- Dataset -
** BEGIN **
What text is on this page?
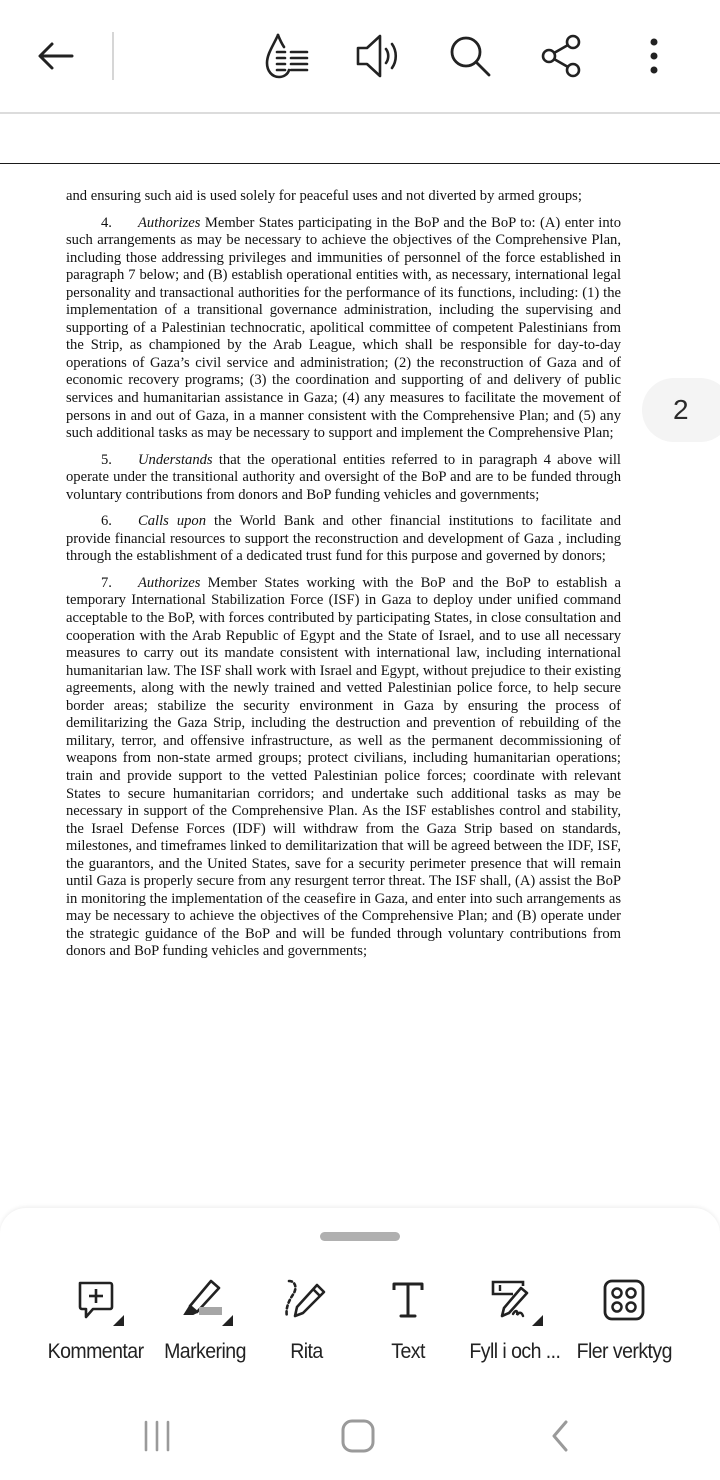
and ensuring such aid is used solely for peaceful uses and not diverted by armed groups;

4. Authorizes Member States participating in the BoP and the BoP to: (A) enter into such arrangements as may be necessary to achieve the objectives of the Comprehensive Plan, including those addressing privileges and immunities of personnel of the force established in paragraph 7 below; and (B) establish operational entities with, as necessary, international legal personality and transactional authorities for the performance of its functions, including: (1) the implementation of a transitional governance administration, including the supervising and supporting of a Palestinian technocratic, apolitical committee of competent Palestinians from the Strip, as championed by the Arab League, which shall be responsible for day-to-day operations of Gaza’s civil service and administration; (2) the reconstruction of Gaza and of economic recovery programs; (3) the coordination and supporting of and delivery of public services and humanitarian assistance in Gaza; (4) any measures to facilitate the movement of persons in and out of Gaza, in a manner consistent with the Comprehensive Plan; and (5) any such additional tasks as may be necessary to support and implement the Comprehensive Plan;

5. Understands that the operational entities referred to in paragraph 4 above will operate under the transitional authority and oversight of the BoP and are to be funded through voluntary contributions from donors and BoP funding vehicles and governments;

6. Calls upon the World Bank and other financial institutions to facilitate and provide financial resources to support the reconstruction and development of Gaza , including through the establishment of a dedicated trust fund for this purpose and governed by donors;

7. Authorizes Member States working with the BoP and the BoP to establish a temporary International Stabilization Force (ISF) in Gaza to deploy under unified command acceptable to the BoP, with forces contributed by participating States, in close consultation and cooperation with the Arab Republic of Egypt and the State of Israel, and to use all necessary measures to carry out its mandate consistent with international law, including international humanitarian law. The ISF shall work with Israel and Egypt, without prejudice to their existing agreements, along with the newly trained and vetted Palestinian police force, to help secure border areas; stabilize the security environment in Gaza by ensuring the process of demilitarizing the Gaza Strip, including the destruction and prevention of rebuilding of the military, terror, and offensive infrastructure, as well as the permanent decommissioning of weapons from non-state armed groups; protect civilians, including humanitarian operations; train and provide support to the vetted Palestinian police forces; coordinate with relevant States to secure humanitarian corridors; and undertake such additional tasks as may be necessary in support of the Comprehensive Plan. As the ISF establishes control and stability, the Israel Defense Forces (IDF) will withdraw from the Gaza Strip based on standards, milestones, and timeframes linked to demilitarization that will be agreed between the IDF, ISF, the guarantors, and the United States, save for a security perimeter presence that will remain until Gaza is properly secure from any resurgent terror threat. The ISF shall, (A) assist the BoP in monitoring the implementation of the ceasefire in Gaza, and enter into such arrangements as may be necessary to achieve the objectives of the Comprehensive Plan; and (B) operate under the strategic guidance of the BoP and will be funded through voluntary contributions from donors and BoP funding vehicles and governments;

2
Kommentar Markering Rita	Text Fyll i och ... Fler verktyg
** END **
- Request -
Each line of the data is to be duplicated exactly; pictures stay out of the copy.

- Completed exercise -
What text is on this page?
and ensuring such aid is used solely for peaceful uses and not diverted by armed groups;

4. Authorizes Member States participating in the BoP and the BoP to: (A) enter into such arrangements as may be necessary to achieve the objectives of the Comprehensive Plan, including those addressing privileges and immunities of personnel of the force established in paragraph 7 below; and (B) establish operational entities with, as necessary, international legal personality and transactional authorities for the performance of its functions, including: (1) the implementation of a transitional governance administration, including the supervising and supporting of a Palestinian technocratic, apolitical committee of competent Palestinians from the Strip, as championed by the Arab League, which shall be responsible for day-to-day operations of Gaza’s civil service and administration; (2) the reconstruction of Gaza and of economic recovery programs; (3) the coordination and supporting of and delivery of public services and humanitarian assistance in Gaza; (4) any measures to facilitate the movement of persons in and out of Gaza, in a manner consistent with the Comprehensive Plan; and (5) any such additional tasks as may be necessary to support and implement the Comprehensive Plan;

5. Understands that the operational entities referred to in paragraph 4 above will operate under the transitional authority and oversight of the BoP and are to be funded through voluntary contributions from donors and BoP funding vehicles and governments;

6. Calls upon the World Bank and other financial institutions to facilitate and provide financial resources to support the reconstruction and development of Gaza , including through the establishment of a dedicated trust fund for this purpose and governed by donors;

7. Authorizes Member States working with the BoP and the BoP to establish a temporary International Stabilization Force (ISF) in Gaza to deploy under unified command acceptable to the BoP, with forces contributed by participating States, in close consultation and cooperation with the Arab Republic of Egypt and the State of Israel, and to use all necessary measures to carry out its mandate consistent with international law, including international humanitarian law. The ISF shall work with Israel and Egypt, without prejudice to their existing agreements, along with the newly trained and vetted Palestinian police force, to help secure border areas; stabilize the security environment in Gaza by ensuring the process of demilitarizing the Gaza Strip, including the destruction and prevention of rebuilding of the military, terror, and offensive infrastructure, as well as the permanent decommissioning of weapons from non-state armed groups; protect civilians, including humanitarian operations; train and provide support to the vetted Palestinian police forces; coordinate with relevant States to secure humanitarian corridors; and undertake such additional tasks as may be necessary in support of the Comprehensive Plan. As the ISF establishes control and stability, the Israel Defense Forces (IDF) will withdraw from the Gaza Strip based on standards, milestones, and timeframes linked to demilitarization that will be agreed between the IDF, ISF, the guarantors, and the United States, save for a security perimeter presence that will remain until Gaza is properly secure from any resurgent terror threat. The ISF shall, (A) assist the BoP in monitoring the implementation of the ceasefire in Gaza, and enter into such arrangements as may be necessary to achieve the objectives of the Comprehensive Plan; and (B) operate under the strategic guidance of the BoP and will be funded through voluntary contributions from donors and BoP funding vehicles and governments;

2
Kommentar Markering Rita	Text Fyll i och ... Fler verktyg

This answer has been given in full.